Records from a collection:
Segment Open

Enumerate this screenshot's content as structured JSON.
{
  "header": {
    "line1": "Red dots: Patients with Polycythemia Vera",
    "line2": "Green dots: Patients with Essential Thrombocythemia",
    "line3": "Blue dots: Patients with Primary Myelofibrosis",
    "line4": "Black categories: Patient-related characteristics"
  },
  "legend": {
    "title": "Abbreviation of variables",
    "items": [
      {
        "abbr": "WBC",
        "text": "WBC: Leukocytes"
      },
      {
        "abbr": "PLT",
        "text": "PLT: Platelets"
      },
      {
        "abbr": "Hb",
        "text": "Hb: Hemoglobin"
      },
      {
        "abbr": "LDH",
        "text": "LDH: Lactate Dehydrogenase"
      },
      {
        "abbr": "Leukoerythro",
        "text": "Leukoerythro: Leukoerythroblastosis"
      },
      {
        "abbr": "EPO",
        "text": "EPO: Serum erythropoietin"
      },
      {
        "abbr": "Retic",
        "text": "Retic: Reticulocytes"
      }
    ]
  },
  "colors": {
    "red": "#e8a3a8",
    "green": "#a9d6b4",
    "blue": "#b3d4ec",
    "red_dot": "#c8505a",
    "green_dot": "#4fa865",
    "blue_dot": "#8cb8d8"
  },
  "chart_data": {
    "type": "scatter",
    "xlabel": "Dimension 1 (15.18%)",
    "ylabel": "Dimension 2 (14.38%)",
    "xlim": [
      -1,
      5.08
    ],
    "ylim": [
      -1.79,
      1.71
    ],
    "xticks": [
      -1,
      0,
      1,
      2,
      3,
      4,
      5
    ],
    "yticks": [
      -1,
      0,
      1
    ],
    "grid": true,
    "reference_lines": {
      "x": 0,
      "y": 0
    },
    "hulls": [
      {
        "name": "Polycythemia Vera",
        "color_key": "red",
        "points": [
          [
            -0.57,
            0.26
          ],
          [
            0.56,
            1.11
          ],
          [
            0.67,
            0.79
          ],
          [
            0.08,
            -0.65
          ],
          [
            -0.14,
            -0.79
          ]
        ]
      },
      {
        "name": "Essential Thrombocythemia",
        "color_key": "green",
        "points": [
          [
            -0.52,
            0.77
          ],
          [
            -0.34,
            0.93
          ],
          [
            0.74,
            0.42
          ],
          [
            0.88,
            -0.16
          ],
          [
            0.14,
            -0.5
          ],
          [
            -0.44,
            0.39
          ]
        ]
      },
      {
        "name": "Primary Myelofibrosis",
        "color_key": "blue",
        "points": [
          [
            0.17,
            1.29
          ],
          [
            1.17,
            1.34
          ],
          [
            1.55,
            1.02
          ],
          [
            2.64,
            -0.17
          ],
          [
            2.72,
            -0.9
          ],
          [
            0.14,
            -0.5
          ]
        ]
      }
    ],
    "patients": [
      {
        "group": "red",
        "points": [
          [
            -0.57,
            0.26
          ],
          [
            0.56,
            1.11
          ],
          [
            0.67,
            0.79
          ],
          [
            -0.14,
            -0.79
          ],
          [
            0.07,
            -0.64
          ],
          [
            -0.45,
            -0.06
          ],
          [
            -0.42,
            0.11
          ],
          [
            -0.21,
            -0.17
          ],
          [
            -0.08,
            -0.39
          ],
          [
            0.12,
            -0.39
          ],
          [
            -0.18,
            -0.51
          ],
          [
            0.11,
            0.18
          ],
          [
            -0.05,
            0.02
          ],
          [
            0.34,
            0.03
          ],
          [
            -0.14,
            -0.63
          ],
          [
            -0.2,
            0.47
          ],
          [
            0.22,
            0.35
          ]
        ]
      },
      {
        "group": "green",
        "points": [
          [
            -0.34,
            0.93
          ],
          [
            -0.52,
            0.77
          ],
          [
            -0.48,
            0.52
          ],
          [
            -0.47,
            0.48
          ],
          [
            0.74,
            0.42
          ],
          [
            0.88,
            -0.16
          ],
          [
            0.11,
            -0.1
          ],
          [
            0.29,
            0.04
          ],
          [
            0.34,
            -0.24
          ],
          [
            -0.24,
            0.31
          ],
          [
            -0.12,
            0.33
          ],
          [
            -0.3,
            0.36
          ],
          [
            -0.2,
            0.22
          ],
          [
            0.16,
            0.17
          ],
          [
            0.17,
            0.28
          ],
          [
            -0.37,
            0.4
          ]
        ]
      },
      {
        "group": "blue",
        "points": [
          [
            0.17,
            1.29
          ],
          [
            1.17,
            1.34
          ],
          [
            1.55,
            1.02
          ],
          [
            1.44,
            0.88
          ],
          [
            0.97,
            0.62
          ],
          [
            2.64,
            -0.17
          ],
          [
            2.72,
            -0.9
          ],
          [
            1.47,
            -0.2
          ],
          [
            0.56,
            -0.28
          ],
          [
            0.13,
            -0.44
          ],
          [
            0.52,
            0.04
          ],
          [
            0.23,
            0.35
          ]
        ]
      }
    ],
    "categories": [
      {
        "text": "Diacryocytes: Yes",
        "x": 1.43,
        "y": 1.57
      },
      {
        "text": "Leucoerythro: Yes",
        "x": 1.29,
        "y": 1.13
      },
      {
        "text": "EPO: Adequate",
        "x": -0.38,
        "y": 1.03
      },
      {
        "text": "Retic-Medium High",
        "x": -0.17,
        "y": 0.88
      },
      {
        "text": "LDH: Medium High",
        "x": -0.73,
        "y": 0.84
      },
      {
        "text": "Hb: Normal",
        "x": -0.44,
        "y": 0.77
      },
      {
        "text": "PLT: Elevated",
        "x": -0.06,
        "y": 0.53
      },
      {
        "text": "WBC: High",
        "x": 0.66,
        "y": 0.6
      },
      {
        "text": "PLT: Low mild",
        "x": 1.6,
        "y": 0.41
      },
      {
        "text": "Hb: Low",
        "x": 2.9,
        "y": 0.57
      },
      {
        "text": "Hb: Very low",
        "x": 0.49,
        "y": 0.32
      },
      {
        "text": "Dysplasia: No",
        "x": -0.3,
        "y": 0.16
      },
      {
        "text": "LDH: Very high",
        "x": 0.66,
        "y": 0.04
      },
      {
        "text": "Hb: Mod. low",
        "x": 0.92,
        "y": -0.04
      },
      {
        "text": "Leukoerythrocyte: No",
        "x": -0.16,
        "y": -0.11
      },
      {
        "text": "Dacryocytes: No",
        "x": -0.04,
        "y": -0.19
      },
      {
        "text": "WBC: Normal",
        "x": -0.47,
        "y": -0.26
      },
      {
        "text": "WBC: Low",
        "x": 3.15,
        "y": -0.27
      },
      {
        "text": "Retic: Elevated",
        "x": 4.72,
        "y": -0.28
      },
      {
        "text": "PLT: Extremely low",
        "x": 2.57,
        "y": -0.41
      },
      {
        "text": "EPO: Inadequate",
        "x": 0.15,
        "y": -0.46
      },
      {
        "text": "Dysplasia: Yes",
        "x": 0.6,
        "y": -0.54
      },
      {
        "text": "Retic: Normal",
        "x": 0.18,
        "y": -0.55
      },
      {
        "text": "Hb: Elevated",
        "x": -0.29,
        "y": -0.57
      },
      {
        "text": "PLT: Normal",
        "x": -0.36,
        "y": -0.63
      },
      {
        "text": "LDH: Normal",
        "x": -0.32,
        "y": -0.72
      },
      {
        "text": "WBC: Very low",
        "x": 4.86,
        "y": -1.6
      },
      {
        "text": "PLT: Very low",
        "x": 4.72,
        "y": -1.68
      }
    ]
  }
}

Segment Closed

All the entries are to be reproduced verbatim.

Enumerate this screenshot's content as structured JSON.
{
  "header": {
    "line1": "Red dots: Patients with Polycythemia Vera",
    "line2": "Green dots: Patients with Essential Thrombocythemia",
    "line3": "Blue dots: Patients with Primary Myelofibrosis",
    "line4": "Black categories: Patient-related characteristics"
  },
  "legend": {
    "title": "Abbreviation of variables",
    "items": [
      {
        "abbr": "WBC",
        "text": "WBC: Leukocytes"
      },
      {
        "abbr": "PLT",
        "text": "PLT: Platelets"
      },
      {
        "abbr": "Hb",
        "text": "Hb: Hemoglobin"
      },
      {
        "abbr": "LDH",
        "text": "LDH: Lactate Dehydrogenase"
      },
      {
        "abbr": "Leukoerythro",
        "text": "Leukoerythro: Leukoerythroblastosis"
      },
      {
        "abbr": "EPO",
        "text": "EPO: Serum erythropoietin"
      },
      {
        "abbr": "Retic",
        "text": "Retic: Reticulocytes"
      }
    ]
  },
  "colors": {
    "red": "#e8a3a8",
    "green": "#a9d6b4",
    "blue": "#b3d4ec",
    "red_dot": "#c8505a",
    "green_dot": "#4fa865",
    "blue_dot": "#8cb8d8"
  },
  "chart_data": {
    "type": "scatter",
    "xlabel": "Dimension 1 (15.18%)",
    "ylabel": "Dimension 2 (14.38%)",
    "xlim": [
      -1,
      5.08
    ],
    "ylim": [
      -1.79,
      1.71
    ],
    "xticks": [
      -1,
      0,
      1,
      2,
      3,
      4,
      5
    ],
    "yticks": [
      -1,
      0,
      1
    ],
    "grid": true,
    "reference_lines": {
      "x": 0,
      "y": 0
    },
    "hulls": [
      {
        "name": "Polycythemia Vera",
        "color_key": "red",
        "points": [
          [
            -0.57,
            0.26
          ],
          [
            0.56,
            1.11
          ],
          [
            0.67,
            0.79
          ],
          [
            0.08,
            -0.65
          ],
          [
            -0.14,
            -0.79
          ]
        ]
      },
      {
        "name": "Essential Thrombocythemia",
        "color_key": "green",
        "points": [
          [
            -0.52,
            0.77
          ],
          [
            -0.34,
            0.93
          ],
          [
            0.74,
            0.42
          ],
          [
            0.88,
            -0.16
          ],
          [
            0.14,
            -0.5
          ],
          [
            -0.44,
            0.39
          ]
        ]
      },
      {
        "name": "Primary Myelofibrosis",
        "color_key": "blue",
        "points": [
          [
            0.17,
            1.29
          ],
          [
            1.17,
            1.34
          ],
          [
            1.55,
            1.02
          ],
          [
            2.64,
            -0.17
          ],
          [
            2.72,
            -0.9
          ],
          [
            0.14,
            -0.5
          ]
        ]
      }
    ],
    "patients": [
      {
        "group": "red",
        "points": [
          [
            -0.57,
            0.26
          ],
          [
            0.56,
            1.11
          ],
          [
            0.67,
            0.79
          ],
          [
            -0.14,
            -0.79
          ],
          [
            0.07,
            -0.64
          ],
          [
            -0.45,
            -0.06
          ],
          [
            -0.42,
            0.11
          ],
          [
            -0.21,
            -0.17
          ],
          [
            -0.08,
            -0.39
          ],
          [
            0.12,
            -0.39
          ],
          [
            -0.18,
            -0.51
          ],
          [
            0.11,
            0.18
          ],
          [
            -0.05,
            0.02
          ],
          [
            0.34,
            0.03
          ],
          [
            -0.14,
            -0.63
          ],
          [
            -0.2,
            0.47
          ],
          [
            0.22,
            0.35
          ]
        ]
      },
      {
        "group": "green",
        "points": [
          [
            -0.34,
            0.93
          ],
          [
            -0.52,
            0.77
          ],
          [
            -0.48,
            0.52
          ],
          [
            -0.47,
            0.48
          ],
          [
            0.74,
            0.42
          ],
          [
            0.88,
            -0.16
          ],
          [
            0.11,
            -0.1
          ],
          [
            0.29,
            0.04
          ],
          [
            0.34,
            -0.24
          ],
          [
            -0.24,
            0.31
          ],
          [
            -0.12,
            0.33
          ],
          [
            -0.3,
            0.36
          ],
          [
            -0.2,
            0.22
          ],
          [
            0.16,
            0.17
          ],
          [
            0.17,
            0.28
          ],
          [
            -0.37,
            0.4
          ]
        ]
      },
      {
        "group": "blue",
        "points": [
          [
            0.17,
            1.29
          ],
          [
            1.17,
            1.34
          ],
          [
            1.55,
            1.02
          ],
          [
            1.44,
            0.88
          ],
          [
            0.97,
            0.62
          ],
          [
            2.64,
            -0.17
          ],
          [
            2.72,
            -0.9
          ],
          [
            1.47,
            -0.2
          ],
          [
            0.56,
            -0.28
          ],
          [
            0.13,
            -0.44
          ],
          [
            0.52,
            0.04
          ],
          [
            0.23,
            0.35
          ]
        ]
      }
    ],
    "categories": [
      {
        "text": "Diacryocytes: Yes",
        "x": 1.43,
        "y": 1.57
      },
      {
        "text": "Leucoerythro: Yes",
        "x": 1.29,
        "y": 1.13
      },
      {
        "text": "EPO: Adequate",
        "x": -0.38,
        "y": 1.03
      },
      {
        "text": "Retic-Medium High",
        "x": -0.17,
        "y": 0.88
      },
      {
        "text": "LDH: Medium High",
        "x": -0.73,
        "y": 0.84
      },
      {
        "text": "Hb: Normal",
        "x": -0.44,
        "y": 0.77
      },
      {
        "text": "PLT: Elevated",
        "x": -0.06,
        "y": 0.53
      },
      {
        "text": "WBC: High",
        "x": 0.66,
        "y": 0.6
      },
      {
        "text": "PLT: Low mild",
        "x": 1.6,
        "y": 0.41
      },
      {
        "text": "Hb: Low",
        "x": 2.9,
        "y": 0.57
      },
      {
        "text": "Hb: Very low",
        "x": 0.49,
        "y": 0.32
      },
      {
        "text": "Dysplasia: No",
        "x": -0.3,
        "y": 0.16
      },
      {
        "text": "LDH: Very high",
        "x": 0.66,
        "y": 0.04
      },
      {
        "text": "Hb: Mod. low",
        "x": 0.92,
        "y": -0.04
      },
      {
        "text": "Leukoerythrocyte: No",
        "x": -0.16,
        "y": -0.11
      },
      {
        "text": "Dacryocytes: No",
        "x": -0.04,
        "y": -0.19
      },
      {
        "text": "WBC: Normal",
        "x": -0.47,
        "y": -0.26
      },
      {
        "text": "WBC: Low",
        "x": 3.15,
        "y": -0.27
      },
      {
        "text": "Retic: Elevated",
        "x": 4.72,
        "y": -0.28
      },
      {
        "text": "PLT: Extremely low",
        "x": 2.57,
        "y": -0.41
      },
      {
        "text": "EPO: Inadequate",
        "x": 0.15,
        "y": -0.46
      },
      {
        "text": "Dysplasia: Yes",
        "x": 0.6,
        "y": -0.54
      },
      {
        "text": "Retic: Normal",
        "x": 0.18,
        "y": -0.55
      },
      {
        "text": "Hb: Elevated",
        "x": -0.29,
        "y": -0.57
      },
      {
        "text": "PLT: Normal",
        "x": -0.36,
        "y": -0.63
      },
      {
        "text": "LDH: Normal",
        "x": -0.32,
        "y": -0.72
      },
      {
        "text": "WBC: Very low",
        "x": 4.86,
        "y": -1.6
      },
      {
        "text": "PLT: Very low",
        "x": 4.72,
        "y": -1.68
      }
    ]
  }
}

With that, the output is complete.